AIM OF THE EXERCISE: Your copy of the material must match it exactly, except that pictures are dropped.

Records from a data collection
☆ ☆ ☆ ☆

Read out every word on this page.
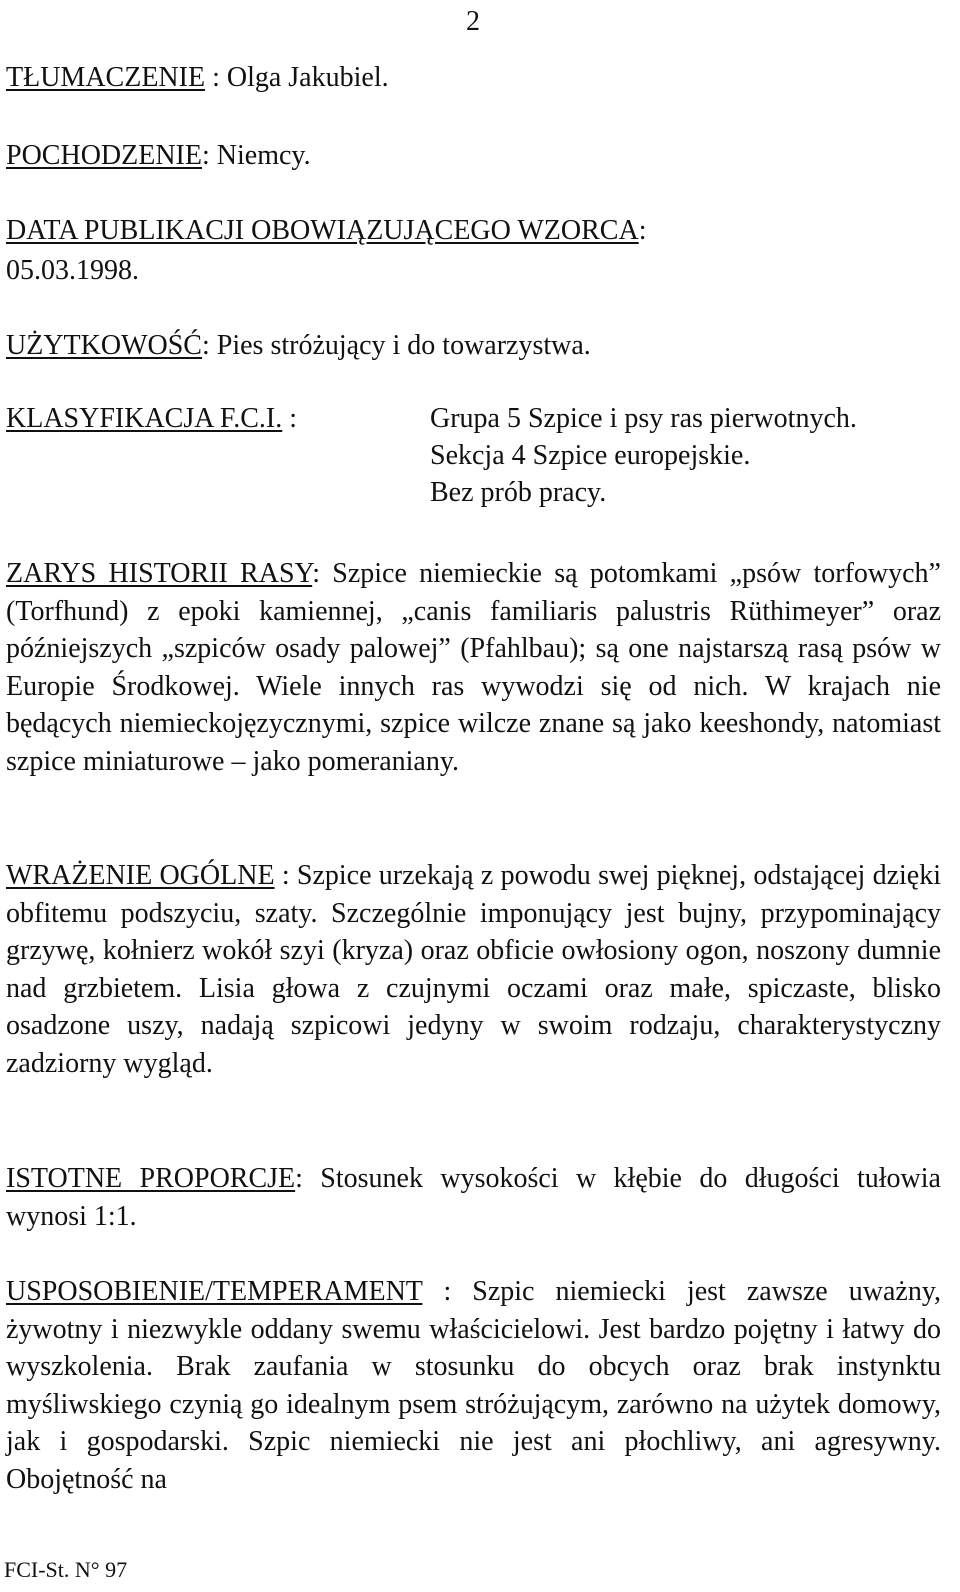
2
TŁUMACZENIE : Olga Jakubiel.
POCHODZENIE: Niemcy.
DATA PUBLIKACJI OBOWIĄZUJĄCEGO WZORCA:
05.03.1998.
UŻYTKOWOŚĆ: Pies stróżujący i do towarzystwa.
KLASYFIKACJA F.C.I. :	Grupa 5 Szpice i psy ras pierwotnych.
Sekcja 4 Szpice europejskie.
Bez prób pracy.

ZARYS HISTORII RASY: Szpice niemieckie są potomkami „psów torfowych” (Torfhund) z epoki kamiennej, „canis familiaris palustris Rüthimeyer” oraz późniejszych „szpiców osady palowej” (Pfahlbau); są one najstarszą rasą psów w Europie Środkowej. Wiele innych ras wywodzi się od nich. W krajach nie będących niemieckojęzycznymi, szpice wilcze znane są jako keeshondy, natomiast szpice miniaturowe – jako pomeraniany.

WRAŻENIE OGÓLNE : Szpice urzekają z powodu swej pięknej, odstającej dzięki obfitemu podszyciu, szaty. Szczególnie imponujący jest bujny, przypominający grzywę, kołnierz wokół szyi (kryza) oraz obficie owłosiony ogon, noszony dumnie nad grzbietem. Lisia głowa z czujnymi oczami oraz małe, spiczaste, blisko osadzone uszy, nadają szpicowi jedyny w swoim rodzaju, charakterystyczny zadziorny wygląd.

ISTOTNE PROPORCJE: Stosunek wysokości w kłębie do długości tułowia wynosi 1:1.

USPOSOBIENIE/TEMPERAMENT : Szpic niemiecki jest zawsze uważny, żywotny i niezwykle oddany swemu właścicielowi. Jest bardzo pojętny i łatwy do wyszkolenia. Brak zaufania w stosunku do obcych oraz brak instynktu myśliwskiego czynią go idealnym psem stróżującym, zarówno na użytek domowy, jak i gospodarski. Szpic niemiecki nie jest ani płochliwy, ani agresywny. Obojętność na

FCI-St. N° 97
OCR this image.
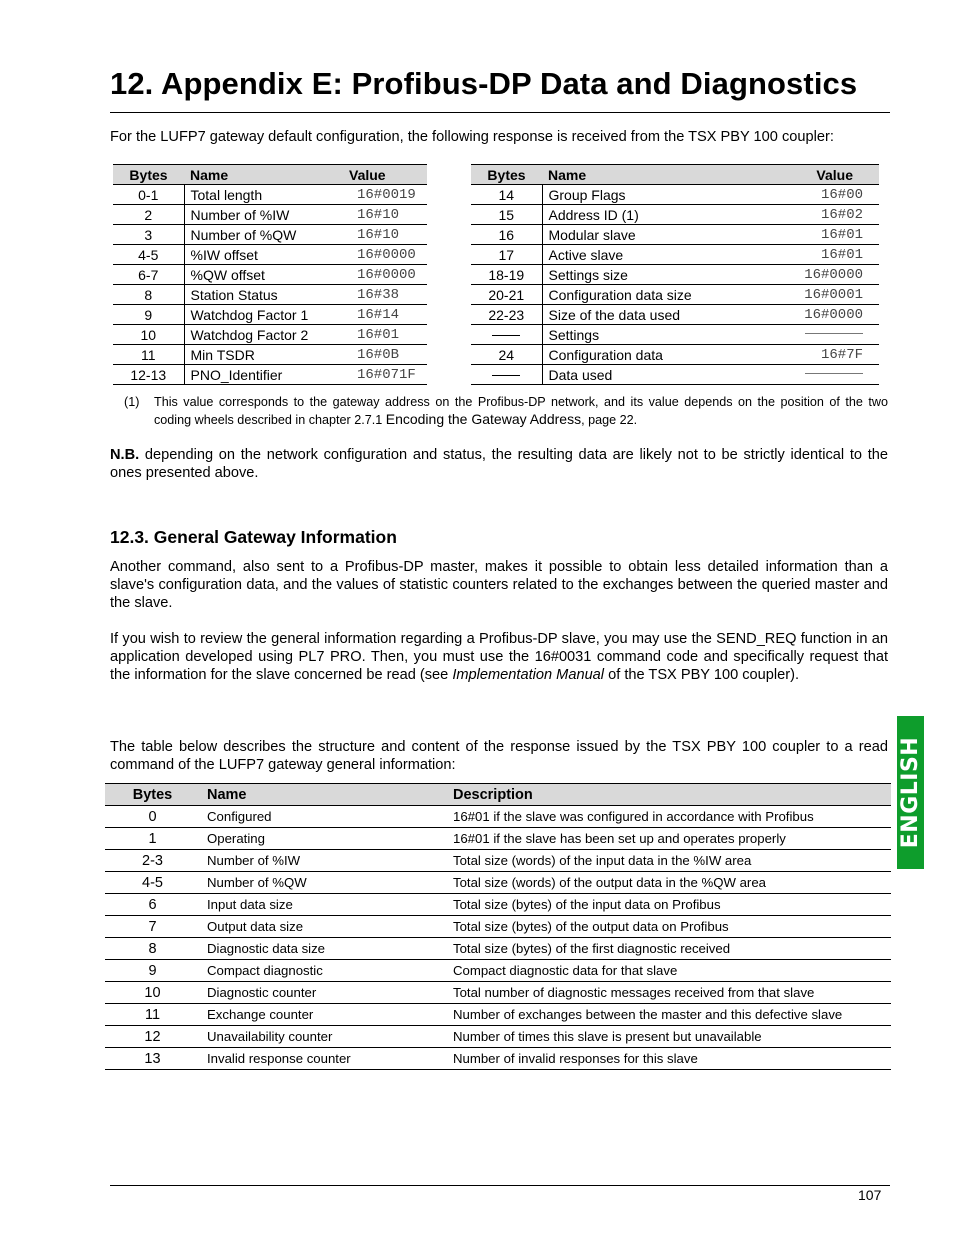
12. Appendix E: Profibus-DP Data and Diagnostics

For the LUFP7 gateway default configuration, the following response is received from the TSX PBY 100 coupler:

Bytes	Name	Value
0-1	Total length	16#0019
2	Number of %IW	16#10
3	Number of %QW	16#10
4-5	%IW offset	16#0000
6-7	%QW offset	16#0000
8	Station Status	16#38
9	Watchdog Factor 1	16#14
10	Watchdog Factor 2	16#01
11	Min TSDR	16#0B
12-13	PNO_Identifier	16#071F
Bytes	Name	Value
14	Group Flags	16#00
15	Address ID (1)	16#02
16	Modular slave	16#01
17	Active slave	16#01
18-19	Settings size	16#0000
20-21	Configuration data size	16#0001
22-23	Size of the data used	16#0000
	Settings	
24	Configuration data	16#7F
	Data used	
(1)	This value corresponds to the gateway address on the Profibus-DP network, and its value depends on the position of the two coding wheels described in chapter 2.7.1 Encoding the Gateway Address, page 22.

N.B. depending on the network configuration and status, the resulting data are likely not to be strictly identical to the ones presented above.

12.3. General Gateway Information

Another command, also sent to a Profibus-DP master, makes it possible to obtain less detailed information than a slave's configuration data, and the values of statistic counters related to the exchanges between the queried master and the slave.

If you wish to review the general information regarding a Profibus-DP slave, you may use the SEND_REQ function in an application developed using PL7 PRO. Then, you must use the 16#0031 command code and specifically request that the information for the slave concerned be read (see Implementation Manual of the TSX PBY 100 coupler).

The table below describes the structure and content of the response issued by the TSX PBY 100 coupler to a read command of the LUFP7 gateway general information:

Bytes	Name	Description
0	Configured	16#01 if the slave was configured in accordance with Profibus
1	Operating	16#01 if the slave has been set up and operates properly
2-3	Number of %IW	Total size (words) of the input data in the %IW area
4-5	Number of %QW	Total size (words) of the output data in the %QW area
6	Input data size	Total size (bytes) of the input data on Profibus
7	Output data size	Total size (bytes) of the output data on Profibus
8	Diagnostic data size	Total size (bytes) of the first diagnostic received
9	Compact diagnostic	Compact diagnostic data for that slave
10	Diagnostic counter	Total number of diagnostic messages received from that slave
11	Exchange counter	Number of exchanges between the master and this defective slave
12	Unavailability counter	Number of times this slave is present but unavailable
13	Invalid response counter	Number of invalid responses for this slave
ENGLISH
107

☆ ☆ ☆ ☆

RESPONSE FOR THIS EXERCISE:
Read out every word on this page.
2
TŁUMACZENIE : Olga Jakubiel.
POCHODZENIE: Niemcy.
DATA PUBLIKACJI OBOWIĄZUJĄCEGO WZORCA:
05.03.1998.
UŻYTKOWOŚĆ: Pies stróżujący i do towarzystwa.
KLASYFIKACJA F.C.I. :	Grupa 5 Szpice i psy ras pierwotnych.
Sekcja 4 Szpice europejskie.
Bez prób pracy.

ZARYS HISTORII RASY: Szpice niemieckie są potomkami „psów torfowych” (Torfhund) z epoki kamiennej, „canis familiaris palustris Rüthimeyer” oraz późniejszych „szpiców osady palowej” (Pfahlbau); są one najstarszą rasą psów w Europie Środkowej. Wiele innych ras wywodzi się od nich. W krajach nie będących niemieckojęzycznymi, szpice wilcze znane są jako keeshondy, natomiast szpice miniaturowe – jako pomeraniany.

WRAŻENIE OGÓLNE : Szpice urzekają z powodu swej pięknej, odstającej dzięki obfitemu podszyciu, szaty. Szczególnie imponujący jest bujny, przypominający grzywę, kołnierz wokół szyi (kryza) oraz obficie owłosiony ogon, noszony dumnie nad grzbietem. Lisia głowa z czujnymi oczami oraz małe, spiczaste, blisko osadzone uszy, nadają szpicowi jedyny w swoim rodzaju, charakterystyczny zadziorny wygląd.

ISTOTNE PROPORCJE: Stosunek wysokości w kłębie do długości tułowia wynosi 1:1.

USPOSOBIENIE/TEMPERAMENT : Szpic niemiecki jest zawsze uważny, żywotny i niezwykle oddany swemu właścicielowi. Jest bardzo pojętny i łatwy do wyszkolenia. Brak zaufania w stosunku do obcych oraz brak instynktu myśliwskiego czynią go idealnym psem stróżującym, zarówno na użytek domowy, jak i gospodarski. Szpic niemiecki nie jest ani płochliwy, ani agresywny. Obojętność na

FCI-St. N° 97
OCR this image.
12. Appendix E: Profibus-DP Data and Diagnostics

For the LUFP7 gateway default configuration, the following response is received from the TSX PBY 100 coupler:

Bytes	Name	Value
0-1	Total length	16#0019
2	Number of %IW	16#10
3	Number of %QW	16#10
4-5	%IW offset	16#0000
6-7	%QW offset	16#0000
8	Station Status	16#38
9	Watchdog Factor 1	16#14
10	Watchdog Factor 2	16#01
11	Min TSDR	16#0B
12-13	PNO_Identifier	16#071F
Bytes	Name	Value
14	Group Flags	16#00
15	Address ID (1)	16#02
16	Modular slave	16#01
17	Active slave	16#01
18-19	Settings size	16#0000
20-21	Configuration data size	16#0001
22-23	Size of the data used	16#0000
	Settings	
24	Configuration data	16#7F
	Data used	
(1)	This value corresponds to the gateway address on the Profibus-DP network, and its value depends on the position of the two coding wheels described in chapter 2.7.1 Encoding the Gateway Address, page 22.

N.B. depending on the network configuration and status, the resulting data are likely not to be strictly identical to the ones presented above.

12.3. General Gateway Information

Another command, also sent to a Profibus-DP master, makes it possible to obtain less detailed information than a slave's configuration data, and the values of statistic counters related to the exchanges between the queried master and the slave.

If you wish to review the general information regarding a Profibus-DP slave, you may use the SEND_REQ function in an application developed using PL7 PRO. Then, you must use the 16#0031 command code and specifically request that the information for the slave concerned be read (see Implementation Manual of the TSX PBY 100 coupler).

The table below describes the structure and content of the response issued by the TSX PBY 100 coupler to a read command of the LUFP7 gateway general information:

Bytes	Name	Description
0	Configured	16#01 if the slave was configured in accordance with Profibus
1	Operating	16#01 if the slave has been set up and operates properly
2-3	Number of %IW	Total size (words) of the input data in the %IW area
4-5	Number of %QW	Total size (words) of the output data in the %QW area
6	Input data size	Total size (bytes) of the input data on Profibus
7	Output data size	Total size (bytes) of the output data on Profibus
8	Diagnostic data size	Total size (bytes) of the first diagnostic received
9	Compact diagnostic	Compact diagnostic data for that slave
10	Diagnostic counter	Total number of diagnostic messages received from that slave
11	Exchange counter	Number of exchanges between the master and this defective slave
12	Unavailability counter	Number of times this slave is present but unavailable
13	Invalid response counter	Number of invalid responses for this slave
ENGLISH
107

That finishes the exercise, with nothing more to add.